• _Given exercise_: Of all the lines in the records below, how many hold the word "卢梭认为"? Give the number alone.

• _Provided material_:
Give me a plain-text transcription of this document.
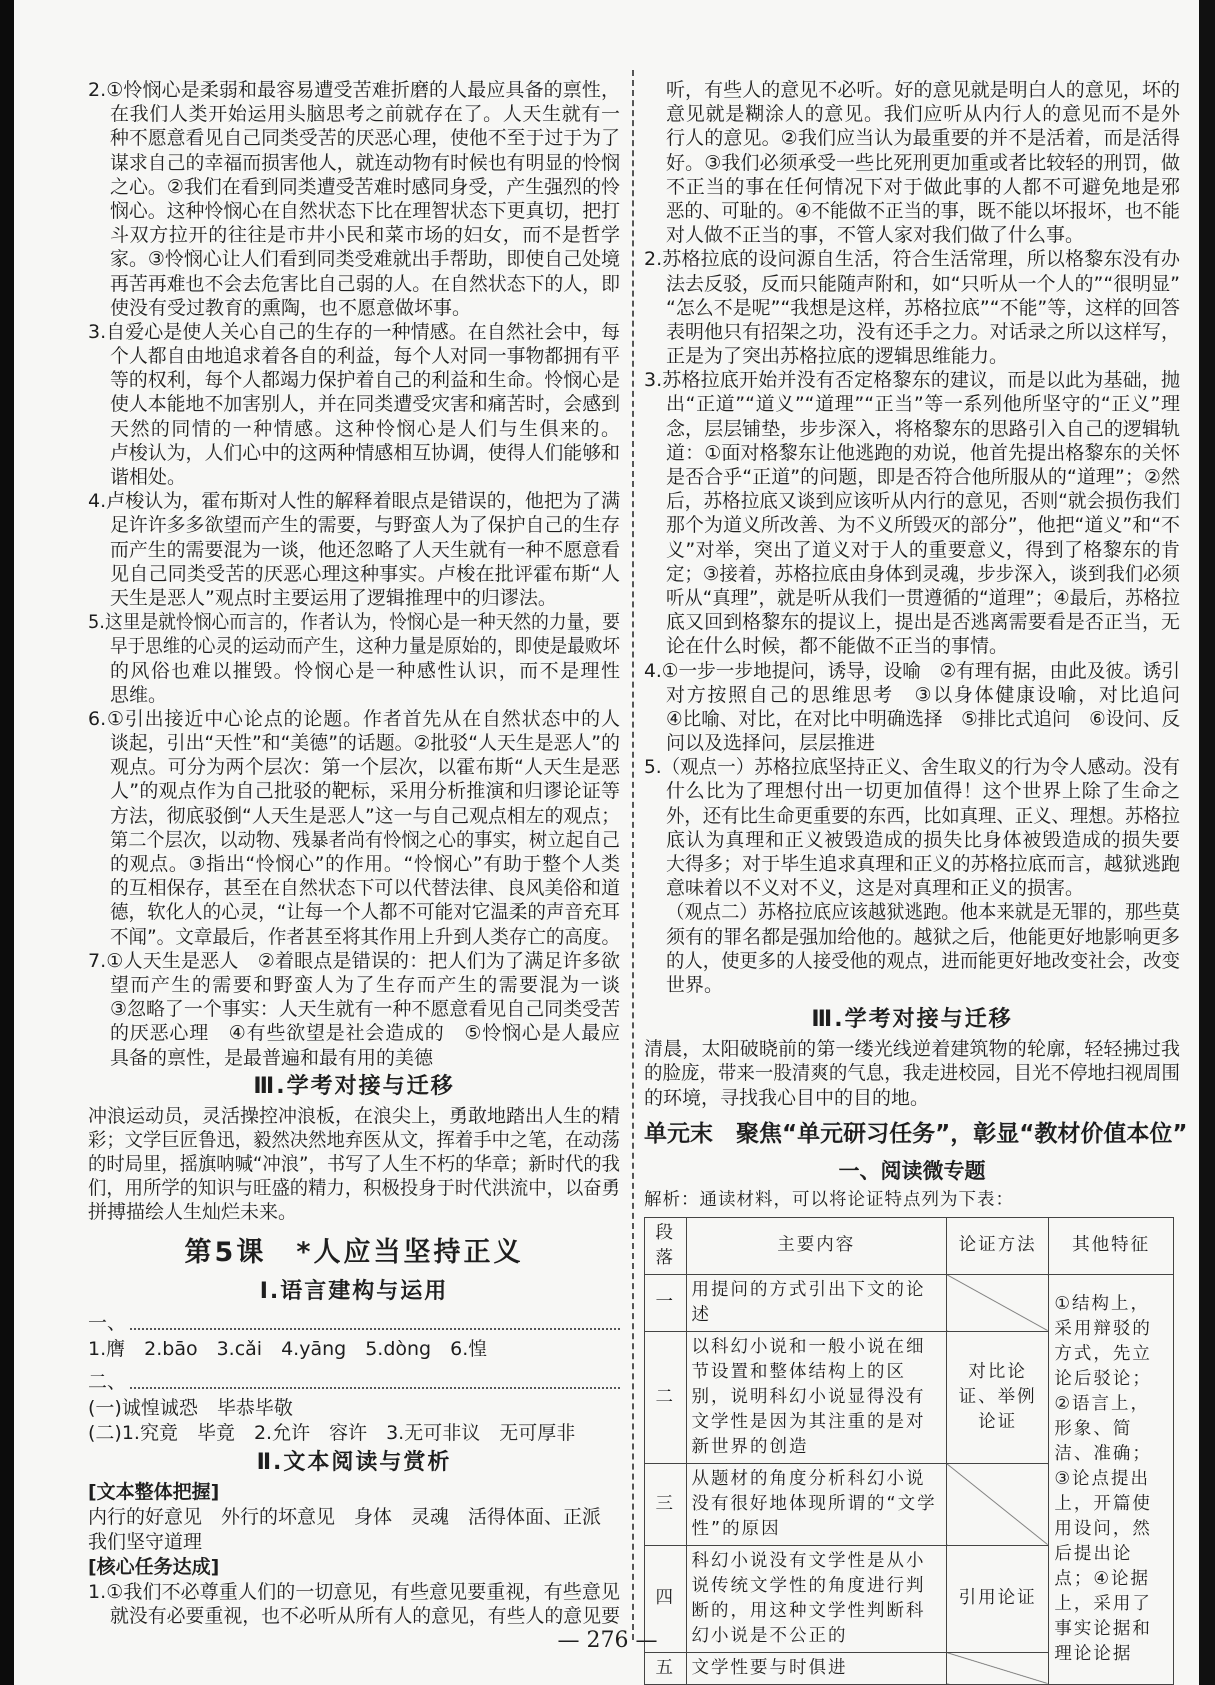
2.①怜悯心是柔弱和最容易遭受苦难折磨的人最应具备的禀性，
在我们人类开始运用头脑思考之前就存在了。人天生就有一
种不愿意看见自己同类受苦的厌恶心理，使他不至于过于为了
谋求自己的幸福而损害他人，就连动物有时候也有明显的怜悯
之心。②我们在看到同类遭受苦难时感同身受，产生强烈的怜
悯心。这种怜悯心在自然状态下比在理智状态下更真切，把打
斗双方拉开的往往是市井小民和菜市场的妇女，而不是哲学
家。③怜悯心让人们看到同类受难就出手帮助，即使自己处境
再苦再难也不会去危害比自己弱的人。在自然状态下的人，即
使没有受过教育的熏陶，也不愿意做坏事。
3.自爱心是使人关心自己的生存的一种情感。在自然社会中，每
个人都自由地追求着各自的利益，每个人对同一事物都拥有平
等的权利，每个人都竭力保护着自己的利益和生命。怜悯心是
使人本能地不加害别人，并在同类遭受灾害和痛苦时，会感到
天然的同情的一种情感。这种怜悯心是人们与生俱来的。
卢梭认为，人们心中的这两种情感相互协调，使得人们能够和
谐相处。
4.卢梭认为，霍布斯对人性的解释着眼点是错误的，他把为了满
足许许多多欲望而产生的需要，与野蛮人为了保护自己的生存
而产生的需要混为一谈，他还忽略了人天生就有一种不愿意看
见自己同类受苦的厌恶心理这种事实。卢梭在批评霍布斯“人
天生是恶人”观点时主要运用了逻辑推理中的归谬法。
5.这里是就怜悯心而言的，作者认为，怜悯心是一种天然的力量，要
早于思维的心灵的运动而产生，这种力量是原始的，即使是最败坏
的风俗也难以摧毁。怜悯心是一种感性认识，而不是理性
思维。
6.①引出接近中心论点的论题。作者首先从在自然状态中的人
谈起，引出“天性”和“美德”的话题。②批驳“人天生是恶人”的
观点。可分为两个层次：第一个层次，以霍布斯“人天生是恶
人”的观点作为自己批驳的靶标，采用分析推演和归谬论证等
方法，彻底驳倒“人天生是恶人”这一与自己观点相左的观点；
第二个层次，以动物、残暴者尚有怜悯之心的事实，树立起自己
的观点。③指出“怜悯心”的作用。“怜悯心”有助于整个人类
的互相保存，甚至在自然状态下可以代替法律、良风美俗和道
德，软化人的心灵，“让每一个人都不可能对它温柔的声音充耳
不闻”。文章最后，作者甚至将其作用上升到人类存亡的高度。
7.①人天生是恶人　②着眼点是错误的：把人们为了满足许多欲
望而产生的需要和野蛮人为了生存而产生的需要混为一谈
③忽略了一个事实：人天生就有一种不愿意看见自己同类受苦
的厌恶心理　④有些欲望是社会造成的　⑤怜悯心是人最应
具备的禀性，是最普遍和最有用的美德
Ⅲ.学考对接与迁移
冲浪运动员，灵活操控冲浪板，在浪尖上，勇敢地踏出人生的精
彩；文学巨匠鲁迅，毅然决然地弃医从文，挥着手中之笔，在动荡
的时局里，摇旗呐喊“冲浪”，书写了人生不朽的华章；新时代的我
们，用所学的知识与旺盛的精力，积极投身于时代洪流中，以奋勇
拼搏描绘人生灿烂未来。
第5课　*人应当坚持正义
Ⅰ.语言建构与运用
一、
1.膺　2.bāo　3.cǎi　4.yāng　5.dòng　6.惶
二、
(一)诚惶诚恐　毕恭毕敬
(二)1.究竟　毕竟　2.允许　容许　3.无可非议　无可厚非
Ⅱ.文本阅读与赏析
[文本整体把握]
内行的好意见　外行的坏意见　身体　灵魂　活得体面、正派
我们坚守道理
[核心任务达成]
1.①我们不必尊重人们的一切意见，有些意见要重视，有些意见
就没有必要重视，也不必听从所有人的意见，有些人的意见要
听，有些人的意见不必听。好的意见就是明白人的意见，坏的
意见就是糊涂人的意见。我们应听从内行人的意见而不是外
行人的意见。②我们应当认为最重要的并不是活着，而是活得
好。③我们必须承受一些比死刑更加重或者比较轻的刑罚，做
不正当的事在任何情况下对于做此事的人都不可避免地是邪
恶的、可耻的。④不能做不正当的事，既不能以坏报坏，也不能
对人做不正当的事，不管人家对我们做了什么事。
2.苏格拉底的设问源自生活，符合生活常理，所以格黎东没有办
法去反驳，反而只能随声附和，如“只听从一个人的”“很明显”
“怎么不是呢”“我想是这样，苏格拉底”“不能”等，这样的回答
表明他只有招架之功，没有还手之力。对话录之所以这样写，
正是为了突出苏格拉底的逻辑思维能力。
3.苏格拉底开始并没有否定格黎东的建议，而是以此为基础，抛
出“正道”“道义”“道理”“正当”等一系列他所坚守的“正义”理
念，层层铺垫，步步深入，将格黎东的思路引入自己的逻辑轨
道：①面对格黎东让他逃跑的劝说，他首先提出格黎东的关怀
是否合乎“正道”的问题，即是否符合他所服从的“道理”；②然
后，苏格拉底又谈到应该听从内行的意见，否则“就会损伤我们
那个为道义所改善、为不义所毁灭的部分”，他把“道义”和“不
义”对举，突出了道义对于人的重要意义，得到了格黎东的肯
定；③接着，苏格拉底由身体到灵魂，步步深入，谈到我们必须
听从“真理”，就是听从我们一贯遵循的“道理”；④最后，苏格拉
底又回到格黎东的提议上，提出是否逃离需要看是否正当，无
论在什么时候，都不能做不正当的事情。
4.①一步一步地提问，诱导，设喻　②有理有据，由此及彼。诱引
对方按照自己的思维思考　③以身体健康设喻，对比追问
④比喻、对比，在对比中明确选择　⑤排比式追问　⑥设问、反
问以及选择问，层层推进
5.（观点一）苏格拉底坚持正义、舍生取义的行为令人感动。没有
什么比为了理想付出一切更加值得！这个世界上除了生命之
外，还有比生命更重要的东西，比如真理、正义、理想。苏格拉
底认为真理和正义被毁造成的损失比身体被毁造成的损失要
大得多；对于毕生追求真理和正义的苏格拉底而言，越狱逃跑
意味着以不义对不义，这是对真理和正义的损害。
（观点二）苏格拉底应该越狱逃跑。他本来就是无罪的，那些莫
须有的罪名都是强加给他的。越狱之后，他能更好地影响更多
的人，使更多的人接受他的观点，进而能更好地改变社会，改变
世界。
Ⅲ.学考对接与迁移
清晨，太阳破晓前的第一缕光线逆着建筑物的轮廓，轻轻拂过我
的脸庞，带来一股清爽的气息，我走进校园，目光不停地扫视周围
的环境，寻找我心目中的目的地。
单元末　聚焦“单元研习任务”，彰显“教材价值本位”
一、阅读微专题
解析：通读材料，可以将论证特点列为下表：
段落	主要内容	论证方法	其他特征
一	用提问的方式引出下文的论述		①结构上，采用辩驳的方式，先立论后驳论；②语言上，形象、简洁、准确；③论点提出上，开篇使用设问，然后提出论点；④论据上，采用了事实论据和理论论据
二	以科幻小说和一般小说在细节设置和整体结构上的区别，说明科幻小说显得没有文学性是因为其注重的是对新世界的创造	对比论证、举例论证	
三	从题材的角度分析科幻小说没有很好地体现所谓的“文学性”的原因		
四	科幻小说没有文学性是从小说传统文学性的角度进行判断的，用这种文学性判断科幻小说是不公正的	引用论证	
五	文学性要与时俱进		
— 276 —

• _Solution_: 2